● Task instructions
Examine the records and identify each line that includes the string "Contact". Copy those lines.

● Extracted information
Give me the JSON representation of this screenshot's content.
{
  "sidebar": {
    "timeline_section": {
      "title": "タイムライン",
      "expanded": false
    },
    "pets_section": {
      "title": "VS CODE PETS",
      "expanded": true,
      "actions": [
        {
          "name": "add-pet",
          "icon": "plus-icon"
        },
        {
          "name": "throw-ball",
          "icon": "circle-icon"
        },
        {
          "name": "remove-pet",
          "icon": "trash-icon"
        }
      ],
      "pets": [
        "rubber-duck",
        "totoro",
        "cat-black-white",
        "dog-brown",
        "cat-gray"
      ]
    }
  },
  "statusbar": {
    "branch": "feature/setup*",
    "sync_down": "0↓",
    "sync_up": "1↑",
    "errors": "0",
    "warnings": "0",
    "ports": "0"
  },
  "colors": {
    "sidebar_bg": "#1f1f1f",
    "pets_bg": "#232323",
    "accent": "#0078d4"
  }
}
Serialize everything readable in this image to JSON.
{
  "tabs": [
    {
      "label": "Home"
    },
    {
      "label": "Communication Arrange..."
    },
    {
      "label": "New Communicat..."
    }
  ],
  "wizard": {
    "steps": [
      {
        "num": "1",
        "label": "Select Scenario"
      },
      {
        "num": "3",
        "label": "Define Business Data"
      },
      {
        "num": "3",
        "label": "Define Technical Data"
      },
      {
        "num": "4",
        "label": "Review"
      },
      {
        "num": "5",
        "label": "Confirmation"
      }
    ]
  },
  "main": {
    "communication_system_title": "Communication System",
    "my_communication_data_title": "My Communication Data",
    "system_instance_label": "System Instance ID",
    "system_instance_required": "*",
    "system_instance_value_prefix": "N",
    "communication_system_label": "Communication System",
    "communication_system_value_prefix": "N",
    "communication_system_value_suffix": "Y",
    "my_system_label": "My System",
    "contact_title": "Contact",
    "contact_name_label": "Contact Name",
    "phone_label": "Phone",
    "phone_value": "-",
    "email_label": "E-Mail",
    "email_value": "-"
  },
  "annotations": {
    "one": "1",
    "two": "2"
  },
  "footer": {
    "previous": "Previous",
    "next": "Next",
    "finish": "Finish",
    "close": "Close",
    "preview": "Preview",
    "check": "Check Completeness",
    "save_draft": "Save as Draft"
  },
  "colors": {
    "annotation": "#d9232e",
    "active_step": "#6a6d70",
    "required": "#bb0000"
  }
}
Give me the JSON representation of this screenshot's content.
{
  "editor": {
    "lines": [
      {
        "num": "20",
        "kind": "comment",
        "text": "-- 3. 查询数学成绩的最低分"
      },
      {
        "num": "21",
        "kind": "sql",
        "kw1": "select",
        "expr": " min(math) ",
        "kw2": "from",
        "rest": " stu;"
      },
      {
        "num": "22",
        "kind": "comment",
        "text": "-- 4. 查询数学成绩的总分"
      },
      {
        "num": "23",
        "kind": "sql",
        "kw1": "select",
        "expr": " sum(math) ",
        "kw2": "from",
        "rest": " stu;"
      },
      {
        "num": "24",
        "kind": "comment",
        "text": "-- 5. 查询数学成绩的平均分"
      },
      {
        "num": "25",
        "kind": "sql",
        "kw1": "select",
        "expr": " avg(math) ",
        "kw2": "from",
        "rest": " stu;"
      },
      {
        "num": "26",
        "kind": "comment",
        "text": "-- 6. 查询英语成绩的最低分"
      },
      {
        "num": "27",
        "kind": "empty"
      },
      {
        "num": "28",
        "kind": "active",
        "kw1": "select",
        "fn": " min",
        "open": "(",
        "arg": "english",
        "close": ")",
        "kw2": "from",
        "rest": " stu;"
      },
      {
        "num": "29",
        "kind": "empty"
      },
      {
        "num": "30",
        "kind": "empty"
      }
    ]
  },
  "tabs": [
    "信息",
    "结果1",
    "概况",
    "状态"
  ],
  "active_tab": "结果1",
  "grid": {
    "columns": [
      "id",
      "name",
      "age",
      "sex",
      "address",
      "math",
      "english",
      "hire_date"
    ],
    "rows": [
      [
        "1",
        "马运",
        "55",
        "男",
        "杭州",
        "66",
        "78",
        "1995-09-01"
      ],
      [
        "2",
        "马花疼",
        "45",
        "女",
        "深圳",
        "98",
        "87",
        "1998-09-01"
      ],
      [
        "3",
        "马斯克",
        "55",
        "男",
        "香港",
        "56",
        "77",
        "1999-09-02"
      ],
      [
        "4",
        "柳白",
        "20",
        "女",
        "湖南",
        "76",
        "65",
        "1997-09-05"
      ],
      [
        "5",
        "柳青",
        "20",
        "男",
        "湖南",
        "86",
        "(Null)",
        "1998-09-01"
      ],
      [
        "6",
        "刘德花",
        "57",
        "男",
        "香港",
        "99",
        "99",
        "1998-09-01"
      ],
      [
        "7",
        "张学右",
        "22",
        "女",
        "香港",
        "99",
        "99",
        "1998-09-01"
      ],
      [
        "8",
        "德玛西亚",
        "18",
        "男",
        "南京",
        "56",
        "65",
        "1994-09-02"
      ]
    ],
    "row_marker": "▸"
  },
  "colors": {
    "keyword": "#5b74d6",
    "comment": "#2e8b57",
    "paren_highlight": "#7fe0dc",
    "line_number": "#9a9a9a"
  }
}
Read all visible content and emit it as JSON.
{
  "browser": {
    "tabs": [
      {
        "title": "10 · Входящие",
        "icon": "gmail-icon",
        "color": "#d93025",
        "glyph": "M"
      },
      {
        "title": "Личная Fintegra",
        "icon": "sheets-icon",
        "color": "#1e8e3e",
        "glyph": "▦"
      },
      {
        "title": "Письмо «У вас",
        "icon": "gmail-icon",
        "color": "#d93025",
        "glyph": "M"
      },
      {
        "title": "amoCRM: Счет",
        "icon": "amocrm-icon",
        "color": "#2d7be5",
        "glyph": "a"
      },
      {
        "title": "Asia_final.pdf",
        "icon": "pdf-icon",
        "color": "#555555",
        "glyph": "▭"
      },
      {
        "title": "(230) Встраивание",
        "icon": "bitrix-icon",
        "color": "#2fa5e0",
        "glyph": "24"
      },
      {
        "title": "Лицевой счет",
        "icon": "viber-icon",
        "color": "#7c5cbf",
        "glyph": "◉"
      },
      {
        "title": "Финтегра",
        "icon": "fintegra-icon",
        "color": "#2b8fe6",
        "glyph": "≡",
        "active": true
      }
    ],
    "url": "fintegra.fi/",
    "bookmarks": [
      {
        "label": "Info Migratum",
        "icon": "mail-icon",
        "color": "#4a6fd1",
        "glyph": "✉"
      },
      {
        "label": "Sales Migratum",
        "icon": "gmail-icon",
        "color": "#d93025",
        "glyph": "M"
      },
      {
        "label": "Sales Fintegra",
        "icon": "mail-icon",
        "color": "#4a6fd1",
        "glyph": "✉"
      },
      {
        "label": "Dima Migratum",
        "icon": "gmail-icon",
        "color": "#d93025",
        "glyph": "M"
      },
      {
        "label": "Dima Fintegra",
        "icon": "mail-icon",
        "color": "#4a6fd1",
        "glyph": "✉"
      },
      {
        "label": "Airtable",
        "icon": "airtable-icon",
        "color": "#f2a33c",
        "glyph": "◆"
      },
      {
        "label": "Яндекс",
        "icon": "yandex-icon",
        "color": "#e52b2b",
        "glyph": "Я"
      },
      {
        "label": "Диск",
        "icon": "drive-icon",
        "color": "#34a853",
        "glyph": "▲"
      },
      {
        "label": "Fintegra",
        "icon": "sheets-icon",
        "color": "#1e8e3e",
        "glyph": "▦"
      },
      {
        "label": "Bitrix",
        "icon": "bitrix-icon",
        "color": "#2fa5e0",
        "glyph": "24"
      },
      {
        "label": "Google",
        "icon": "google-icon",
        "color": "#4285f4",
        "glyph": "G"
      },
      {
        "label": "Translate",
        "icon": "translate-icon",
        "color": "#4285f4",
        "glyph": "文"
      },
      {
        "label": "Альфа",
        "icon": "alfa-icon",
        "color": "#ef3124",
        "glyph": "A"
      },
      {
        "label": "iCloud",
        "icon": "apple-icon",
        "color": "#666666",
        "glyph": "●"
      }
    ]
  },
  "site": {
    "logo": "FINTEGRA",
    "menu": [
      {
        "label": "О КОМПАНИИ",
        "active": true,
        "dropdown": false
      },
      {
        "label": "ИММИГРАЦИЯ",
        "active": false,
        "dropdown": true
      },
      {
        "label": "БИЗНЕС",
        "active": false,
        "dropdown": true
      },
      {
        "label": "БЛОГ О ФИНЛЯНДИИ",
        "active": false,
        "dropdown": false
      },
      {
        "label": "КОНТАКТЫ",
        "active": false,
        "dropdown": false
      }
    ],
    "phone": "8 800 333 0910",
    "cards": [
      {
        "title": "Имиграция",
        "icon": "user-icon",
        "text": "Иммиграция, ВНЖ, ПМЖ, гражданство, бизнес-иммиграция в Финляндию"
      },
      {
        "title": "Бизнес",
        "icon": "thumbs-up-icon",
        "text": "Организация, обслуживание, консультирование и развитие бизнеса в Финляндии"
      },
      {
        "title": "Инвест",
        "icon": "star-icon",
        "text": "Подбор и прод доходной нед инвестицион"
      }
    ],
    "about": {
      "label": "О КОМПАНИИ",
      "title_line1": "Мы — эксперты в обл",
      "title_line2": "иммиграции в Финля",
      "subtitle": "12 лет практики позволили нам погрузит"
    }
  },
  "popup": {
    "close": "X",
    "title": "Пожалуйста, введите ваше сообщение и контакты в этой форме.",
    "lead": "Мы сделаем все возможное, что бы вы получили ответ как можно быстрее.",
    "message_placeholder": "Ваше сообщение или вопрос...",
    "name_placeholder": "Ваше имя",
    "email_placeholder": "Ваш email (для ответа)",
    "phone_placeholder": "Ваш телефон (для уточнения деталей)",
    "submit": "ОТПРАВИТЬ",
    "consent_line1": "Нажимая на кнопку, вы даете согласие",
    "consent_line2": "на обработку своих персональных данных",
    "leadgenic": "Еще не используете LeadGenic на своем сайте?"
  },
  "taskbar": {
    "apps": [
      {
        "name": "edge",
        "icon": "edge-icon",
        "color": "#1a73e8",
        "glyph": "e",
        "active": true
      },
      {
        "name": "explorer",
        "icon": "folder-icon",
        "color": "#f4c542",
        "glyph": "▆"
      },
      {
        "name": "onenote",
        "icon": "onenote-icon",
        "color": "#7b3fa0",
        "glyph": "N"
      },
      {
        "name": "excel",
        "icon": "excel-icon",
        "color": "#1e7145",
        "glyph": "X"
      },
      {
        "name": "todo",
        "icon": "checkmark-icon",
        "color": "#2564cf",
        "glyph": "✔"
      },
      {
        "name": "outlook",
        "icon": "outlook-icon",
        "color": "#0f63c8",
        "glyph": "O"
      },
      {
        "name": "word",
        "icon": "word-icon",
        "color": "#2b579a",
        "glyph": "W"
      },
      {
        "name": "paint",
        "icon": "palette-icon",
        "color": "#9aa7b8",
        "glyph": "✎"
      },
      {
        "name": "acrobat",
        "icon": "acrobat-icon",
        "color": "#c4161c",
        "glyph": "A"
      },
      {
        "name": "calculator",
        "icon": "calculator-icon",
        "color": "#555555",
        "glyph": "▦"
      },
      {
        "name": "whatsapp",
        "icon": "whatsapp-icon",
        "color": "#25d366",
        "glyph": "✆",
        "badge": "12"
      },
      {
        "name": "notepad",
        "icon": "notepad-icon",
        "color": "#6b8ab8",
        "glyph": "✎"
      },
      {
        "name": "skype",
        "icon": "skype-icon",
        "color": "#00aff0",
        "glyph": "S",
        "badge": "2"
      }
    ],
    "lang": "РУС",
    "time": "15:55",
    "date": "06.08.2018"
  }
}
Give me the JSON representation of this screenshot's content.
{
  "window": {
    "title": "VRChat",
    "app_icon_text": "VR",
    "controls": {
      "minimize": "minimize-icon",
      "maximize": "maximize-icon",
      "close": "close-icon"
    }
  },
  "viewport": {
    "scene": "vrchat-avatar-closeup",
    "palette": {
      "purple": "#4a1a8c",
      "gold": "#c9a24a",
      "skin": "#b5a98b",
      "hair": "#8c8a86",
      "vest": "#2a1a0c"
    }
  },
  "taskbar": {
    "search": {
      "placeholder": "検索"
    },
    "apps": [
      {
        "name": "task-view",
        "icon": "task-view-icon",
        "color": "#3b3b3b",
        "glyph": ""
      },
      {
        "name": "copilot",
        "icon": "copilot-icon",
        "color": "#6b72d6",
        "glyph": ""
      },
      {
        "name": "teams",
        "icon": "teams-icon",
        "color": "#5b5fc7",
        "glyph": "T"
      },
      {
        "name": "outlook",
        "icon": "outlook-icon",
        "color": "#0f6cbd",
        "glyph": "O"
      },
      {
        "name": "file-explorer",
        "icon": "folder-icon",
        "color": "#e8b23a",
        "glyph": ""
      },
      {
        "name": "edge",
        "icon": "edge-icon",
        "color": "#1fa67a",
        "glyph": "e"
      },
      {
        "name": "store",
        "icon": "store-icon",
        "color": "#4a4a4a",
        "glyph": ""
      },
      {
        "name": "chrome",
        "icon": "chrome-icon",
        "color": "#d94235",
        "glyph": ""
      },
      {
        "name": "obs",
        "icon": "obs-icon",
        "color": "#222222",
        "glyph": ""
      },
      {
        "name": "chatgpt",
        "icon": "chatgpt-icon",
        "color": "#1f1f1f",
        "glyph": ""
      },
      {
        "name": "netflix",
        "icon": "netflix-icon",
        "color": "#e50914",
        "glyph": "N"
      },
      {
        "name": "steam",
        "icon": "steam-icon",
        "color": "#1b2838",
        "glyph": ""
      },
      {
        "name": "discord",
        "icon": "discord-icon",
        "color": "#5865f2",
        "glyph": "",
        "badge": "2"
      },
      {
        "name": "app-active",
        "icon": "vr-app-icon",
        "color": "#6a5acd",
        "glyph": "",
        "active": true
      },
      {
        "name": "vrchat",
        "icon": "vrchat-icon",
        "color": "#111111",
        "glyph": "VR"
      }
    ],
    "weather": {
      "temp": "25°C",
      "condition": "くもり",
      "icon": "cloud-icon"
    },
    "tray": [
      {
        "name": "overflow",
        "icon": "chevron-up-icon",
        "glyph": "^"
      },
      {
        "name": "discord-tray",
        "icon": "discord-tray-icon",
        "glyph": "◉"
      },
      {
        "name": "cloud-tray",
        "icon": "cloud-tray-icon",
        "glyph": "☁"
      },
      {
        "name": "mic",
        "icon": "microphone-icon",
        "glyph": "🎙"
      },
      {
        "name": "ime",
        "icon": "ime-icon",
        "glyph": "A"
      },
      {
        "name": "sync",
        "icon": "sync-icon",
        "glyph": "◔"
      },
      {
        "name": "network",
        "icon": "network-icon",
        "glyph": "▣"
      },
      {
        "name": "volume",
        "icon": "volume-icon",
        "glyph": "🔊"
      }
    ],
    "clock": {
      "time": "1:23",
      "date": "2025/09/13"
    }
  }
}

● Result of this task
    "contact_title": "Contact",
    "contact_name_label": "Contact Name",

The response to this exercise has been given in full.